§ **Provided material**:
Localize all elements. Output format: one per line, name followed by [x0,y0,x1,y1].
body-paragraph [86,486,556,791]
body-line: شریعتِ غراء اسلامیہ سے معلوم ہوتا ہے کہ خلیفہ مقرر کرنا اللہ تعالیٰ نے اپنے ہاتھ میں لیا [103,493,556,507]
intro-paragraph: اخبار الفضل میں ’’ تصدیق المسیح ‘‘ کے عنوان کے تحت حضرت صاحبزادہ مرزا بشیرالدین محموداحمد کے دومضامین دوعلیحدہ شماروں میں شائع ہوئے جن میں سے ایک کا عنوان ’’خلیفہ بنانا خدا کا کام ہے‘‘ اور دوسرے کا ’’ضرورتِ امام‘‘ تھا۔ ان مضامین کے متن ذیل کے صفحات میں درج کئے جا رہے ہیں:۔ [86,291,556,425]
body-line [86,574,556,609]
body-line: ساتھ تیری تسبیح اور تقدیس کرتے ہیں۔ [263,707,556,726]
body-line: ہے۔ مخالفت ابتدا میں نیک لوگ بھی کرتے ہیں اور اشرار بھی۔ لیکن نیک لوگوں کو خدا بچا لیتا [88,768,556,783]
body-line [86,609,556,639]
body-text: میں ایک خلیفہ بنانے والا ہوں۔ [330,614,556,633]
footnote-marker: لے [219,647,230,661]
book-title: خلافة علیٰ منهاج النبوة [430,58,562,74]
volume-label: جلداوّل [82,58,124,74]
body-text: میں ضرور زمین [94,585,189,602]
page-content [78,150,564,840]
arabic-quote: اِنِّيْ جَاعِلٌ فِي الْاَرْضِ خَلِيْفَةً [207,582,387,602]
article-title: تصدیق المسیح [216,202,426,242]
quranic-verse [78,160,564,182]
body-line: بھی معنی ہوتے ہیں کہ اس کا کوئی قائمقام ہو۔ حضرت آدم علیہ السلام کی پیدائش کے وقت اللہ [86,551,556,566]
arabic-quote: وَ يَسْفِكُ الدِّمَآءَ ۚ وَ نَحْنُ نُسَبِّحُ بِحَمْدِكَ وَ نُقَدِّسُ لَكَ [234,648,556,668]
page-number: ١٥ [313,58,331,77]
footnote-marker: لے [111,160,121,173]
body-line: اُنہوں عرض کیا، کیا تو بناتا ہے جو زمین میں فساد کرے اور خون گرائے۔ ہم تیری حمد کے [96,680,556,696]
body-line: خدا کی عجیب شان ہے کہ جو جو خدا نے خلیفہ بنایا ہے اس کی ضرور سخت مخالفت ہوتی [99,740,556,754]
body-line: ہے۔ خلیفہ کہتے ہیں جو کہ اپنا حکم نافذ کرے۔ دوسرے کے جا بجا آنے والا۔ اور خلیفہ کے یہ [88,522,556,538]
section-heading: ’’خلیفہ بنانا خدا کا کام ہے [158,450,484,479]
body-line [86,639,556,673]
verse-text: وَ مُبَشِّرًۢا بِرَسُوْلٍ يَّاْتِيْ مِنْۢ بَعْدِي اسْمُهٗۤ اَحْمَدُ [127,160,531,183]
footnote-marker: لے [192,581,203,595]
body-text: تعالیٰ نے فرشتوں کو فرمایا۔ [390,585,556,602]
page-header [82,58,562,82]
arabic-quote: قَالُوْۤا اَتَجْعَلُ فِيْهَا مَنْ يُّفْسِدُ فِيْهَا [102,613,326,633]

§ **Task description**:
Output the entries verbatim, starting at the first line and ending at the line containing "footnote-marker: لے [192,581,203,595]", with both of those lines included.

§ **Final result**:
Localize all elements. Output format: one per line, name followed by [x0,y0,x1,y1].
body-paragraph [86,486,556,791]
body-line: شریعتِ غراء اسلامیہ سے معلوم ہوتا ہے کہ خلیفہ مقرر کرنا اللہ تعالیٰ نے اپنے ہاتھ میں لیا [103,493,556,507]
intro-paragraph: اخبار الفضل میں ’’ تصدیق المسیح ‘‘ کے عنوان کے تحت حضرت صاحبزادہ مرزا بشیرالدین محموداحمد کے دومضامین دوعلیحدہ شماروں میں شائع ہوئے جن میں سے ایک کا عنوان ’’خلیفہ بنانا خدا کا کام ہے‘‘ اور دوسرے کا ’’ضرورتِ امام‘‘ تھا۔ ان مضامین کے متن ذیل کے صفحات میں درج کئے جا رہے ہیں:۔ [86,291,556,425]
body-line [86,574,556,609]
body-line: ساتھ تیری تسبیح اور تقدیس کرتے ہیں۔ [263,707,556,726]
body-line: ہے۔ مخالفت ابتدا میں نیک لوگ بھی کرتے ہیں اور اشرار بھی۔ لیکن نیک لوگوں کو خدا بچا لیتا [88,768,556,783]
body-line [86,609,556,639]
body-text: میں ایک خلیفہ بنانے والا ہوں۔ [330,614,556,633]
footnote-marker: لے [219,647,230,661]
book-title: خلافة علیٰ منهاج النبوة [430,58,562,74]
volume-label: جلداوّل [82,58,124,74]
body-text: میں ضرور زمین [94,585,189,602]
page-content [78,150,564,840]
arabic-quote: اِنِّيْ جَاعِلٌ فِي الْاَرْضِ خَلِيْفَةً [207,582,387,602]
article-title: تصدیق المسیح [216,202,426,242]
quranic-verse [78,160,564,182]
body-line: بھی معنی ہوتے ہیں کہ اس کا کوئی قائمقام ہو۔ حضرت آدم علیہ السلام کی پیدائش کے وقت اللہ [86,551,556,566]
arabic-quote: وَ يَسْفِكُ الدِّمَآءَ ۚ وَ نَحْنُ نُسَبِّحُ بِحَمْدِكَ وَ نُقَدِّسُ لَكَ [234,648,556,668]
page-number: ١٥ [313,58,331,77]
footnote-marker: لے [111,160,121,173]
body-line: اُنہوں عرض کیا، کیا تو بناتا ہے جو زمین میں فساد کرے اور خون گرائے۔ ہم تیری حمد کے [96,680,556,696]
body-line: خدا کی عجیب شان ہے کہ جو جو خدا نے خلیفہ بنایا ہے اس کی ضرور سخت مخالفت ہوتی [99,740,556,754]
body-line: ہے۔ خلیفہ کہتے ہیں جو کہ اپنا حکم نافذ کرے۔ دوسرے کے جا بجا آنے والا۔ اور خلیفہ کے یہ [88,522,556,538]
section-heading: ’’خلیفہ بنانا خدا کا کام ہے [158,450,484,479]
body-line [86,639,556,673]
verse-text: وَ مُبَشِّرًۢا بِرَسُوْلٍ يَّاْتِيْ مِنْۢ بَعْدِي اسْمُهٗۤ اَحْمَدُ [127,160,531,183]
footnote-marker: لے [192,581,203,595]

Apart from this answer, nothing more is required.